[EXERCISE]: Copy every line of the listing that holds the string "JSON".

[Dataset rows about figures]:
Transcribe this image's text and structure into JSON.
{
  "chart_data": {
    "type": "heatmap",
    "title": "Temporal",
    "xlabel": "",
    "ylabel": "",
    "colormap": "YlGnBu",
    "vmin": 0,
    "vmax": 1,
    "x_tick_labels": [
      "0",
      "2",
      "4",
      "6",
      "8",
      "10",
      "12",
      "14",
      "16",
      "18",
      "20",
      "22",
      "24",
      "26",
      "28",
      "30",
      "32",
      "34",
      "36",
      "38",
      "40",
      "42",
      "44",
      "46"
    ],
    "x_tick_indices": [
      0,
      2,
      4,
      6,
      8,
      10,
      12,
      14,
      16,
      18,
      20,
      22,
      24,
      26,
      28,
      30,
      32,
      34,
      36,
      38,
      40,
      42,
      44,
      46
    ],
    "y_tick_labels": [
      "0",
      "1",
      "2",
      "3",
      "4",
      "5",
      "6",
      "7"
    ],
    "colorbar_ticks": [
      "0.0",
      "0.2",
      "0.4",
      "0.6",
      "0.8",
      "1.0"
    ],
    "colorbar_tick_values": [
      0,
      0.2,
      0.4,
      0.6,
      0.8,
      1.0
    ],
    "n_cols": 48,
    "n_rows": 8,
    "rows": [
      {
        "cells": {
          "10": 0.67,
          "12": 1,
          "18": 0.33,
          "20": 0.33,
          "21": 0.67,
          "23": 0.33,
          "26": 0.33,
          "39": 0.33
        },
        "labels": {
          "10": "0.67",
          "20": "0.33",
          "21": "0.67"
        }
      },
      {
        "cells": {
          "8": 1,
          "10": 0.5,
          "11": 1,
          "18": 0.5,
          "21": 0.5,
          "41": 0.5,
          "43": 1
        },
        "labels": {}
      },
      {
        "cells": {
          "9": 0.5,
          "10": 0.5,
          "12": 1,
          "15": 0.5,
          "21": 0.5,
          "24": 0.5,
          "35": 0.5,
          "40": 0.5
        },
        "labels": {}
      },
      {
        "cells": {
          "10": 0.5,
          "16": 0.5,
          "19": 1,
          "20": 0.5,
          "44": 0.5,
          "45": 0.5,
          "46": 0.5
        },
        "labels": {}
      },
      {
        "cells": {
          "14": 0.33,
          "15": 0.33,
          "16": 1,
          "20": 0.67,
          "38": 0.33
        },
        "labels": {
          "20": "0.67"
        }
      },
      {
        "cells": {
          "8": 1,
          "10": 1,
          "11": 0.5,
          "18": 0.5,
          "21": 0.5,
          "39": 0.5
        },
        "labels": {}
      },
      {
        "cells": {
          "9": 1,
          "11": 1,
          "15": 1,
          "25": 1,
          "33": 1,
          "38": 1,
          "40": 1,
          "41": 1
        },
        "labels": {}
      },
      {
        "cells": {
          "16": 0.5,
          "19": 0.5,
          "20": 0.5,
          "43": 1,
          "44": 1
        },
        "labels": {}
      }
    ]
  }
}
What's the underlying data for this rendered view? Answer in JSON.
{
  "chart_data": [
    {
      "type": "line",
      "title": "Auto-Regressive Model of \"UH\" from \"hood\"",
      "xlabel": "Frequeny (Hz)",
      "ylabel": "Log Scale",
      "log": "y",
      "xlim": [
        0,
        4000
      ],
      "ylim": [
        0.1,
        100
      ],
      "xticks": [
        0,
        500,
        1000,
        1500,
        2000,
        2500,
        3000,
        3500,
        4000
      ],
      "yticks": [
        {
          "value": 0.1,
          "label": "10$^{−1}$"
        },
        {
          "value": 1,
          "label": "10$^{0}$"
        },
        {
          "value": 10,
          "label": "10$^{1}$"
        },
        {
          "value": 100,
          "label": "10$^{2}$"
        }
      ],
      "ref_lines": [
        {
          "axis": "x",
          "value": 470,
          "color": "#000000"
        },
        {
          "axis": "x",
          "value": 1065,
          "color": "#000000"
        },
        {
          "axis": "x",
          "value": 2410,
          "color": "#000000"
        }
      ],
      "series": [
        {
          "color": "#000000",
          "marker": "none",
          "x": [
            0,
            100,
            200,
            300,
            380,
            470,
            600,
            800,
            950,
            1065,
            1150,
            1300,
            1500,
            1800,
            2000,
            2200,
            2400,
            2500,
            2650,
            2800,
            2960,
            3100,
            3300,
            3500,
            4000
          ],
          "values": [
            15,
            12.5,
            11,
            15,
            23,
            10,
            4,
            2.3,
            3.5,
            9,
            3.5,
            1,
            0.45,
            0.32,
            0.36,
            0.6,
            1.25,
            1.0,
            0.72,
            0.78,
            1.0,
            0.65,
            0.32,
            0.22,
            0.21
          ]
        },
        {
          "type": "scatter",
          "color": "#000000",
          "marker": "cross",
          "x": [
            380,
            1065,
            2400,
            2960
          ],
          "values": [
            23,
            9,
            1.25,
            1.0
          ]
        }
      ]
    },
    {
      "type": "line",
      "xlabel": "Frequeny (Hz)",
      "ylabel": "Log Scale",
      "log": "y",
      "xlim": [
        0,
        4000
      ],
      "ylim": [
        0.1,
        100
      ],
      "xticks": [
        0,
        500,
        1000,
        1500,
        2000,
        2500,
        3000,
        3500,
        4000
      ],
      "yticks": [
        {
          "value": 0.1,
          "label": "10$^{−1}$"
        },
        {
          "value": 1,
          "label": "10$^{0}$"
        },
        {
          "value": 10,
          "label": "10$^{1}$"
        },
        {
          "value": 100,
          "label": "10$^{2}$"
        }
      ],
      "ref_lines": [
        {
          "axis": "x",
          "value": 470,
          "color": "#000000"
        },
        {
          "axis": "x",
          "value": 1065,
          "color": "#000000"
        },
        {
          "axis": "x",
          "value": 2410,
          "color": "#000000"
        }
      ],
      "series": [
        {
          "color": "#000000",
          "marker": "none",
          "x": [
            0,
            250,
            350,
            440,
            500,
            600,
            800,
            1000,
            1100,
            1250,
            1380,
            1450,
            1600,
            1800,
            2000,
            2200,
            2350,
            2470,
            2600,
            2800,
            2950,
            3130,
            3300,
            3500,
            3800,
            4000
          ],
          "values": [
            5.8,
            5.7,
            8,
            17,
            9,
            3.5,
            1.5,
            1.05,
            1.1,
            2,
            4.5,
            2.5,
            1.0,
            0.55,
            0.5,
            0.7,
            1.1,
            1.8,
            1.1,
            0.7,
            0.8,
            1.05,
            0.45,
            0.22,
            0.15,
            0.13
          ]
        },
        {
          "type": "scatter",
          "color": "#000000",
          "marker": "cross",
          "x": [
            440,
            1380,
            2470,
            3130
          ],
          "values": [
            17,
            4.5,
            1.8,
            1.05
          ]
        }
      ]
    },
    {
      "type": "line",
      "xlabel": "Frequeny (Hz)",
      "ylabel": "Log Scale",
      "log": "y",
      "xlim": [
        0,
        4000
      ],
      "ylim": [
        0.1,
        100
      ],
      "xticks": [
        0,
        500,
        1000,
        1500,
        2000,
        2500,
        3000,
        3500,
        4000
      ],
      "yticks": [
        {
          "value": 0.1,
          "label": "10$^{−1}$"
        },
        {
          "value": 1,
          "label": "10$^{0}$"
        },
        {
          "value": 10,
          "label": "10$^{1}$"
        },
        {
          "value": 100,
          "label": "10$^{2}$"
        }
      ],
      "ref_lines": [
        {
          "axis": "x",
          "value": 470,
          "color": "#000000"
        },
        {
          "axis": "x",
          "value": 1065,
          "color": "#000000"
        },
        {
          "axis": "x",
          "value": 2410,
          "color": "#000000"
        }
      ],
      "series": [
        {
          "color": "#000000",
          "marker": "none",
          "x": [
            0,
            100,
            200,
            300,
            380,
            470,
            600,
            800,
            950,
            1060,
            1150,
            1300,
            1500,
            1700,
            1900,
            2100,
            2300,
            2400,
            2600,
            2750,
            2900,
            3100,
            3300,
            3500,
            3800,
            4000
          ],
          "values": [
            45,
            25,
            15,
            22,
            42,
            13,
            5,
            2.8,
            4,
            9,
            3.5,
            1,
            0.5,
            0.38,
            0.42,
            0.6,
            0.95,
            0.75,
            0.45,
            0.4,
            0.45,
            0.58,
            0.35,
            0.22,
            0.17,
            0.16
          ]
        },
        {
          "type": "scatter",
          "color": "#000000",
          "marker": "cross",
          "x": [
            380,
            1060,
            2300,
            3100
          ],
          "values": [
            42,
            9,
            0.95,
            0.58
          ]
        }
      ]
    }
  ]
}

[SOLUTION]:
Transcribe this image's text and structure into JSON.
What's the underlying data for this rendered view? Answer in JSON.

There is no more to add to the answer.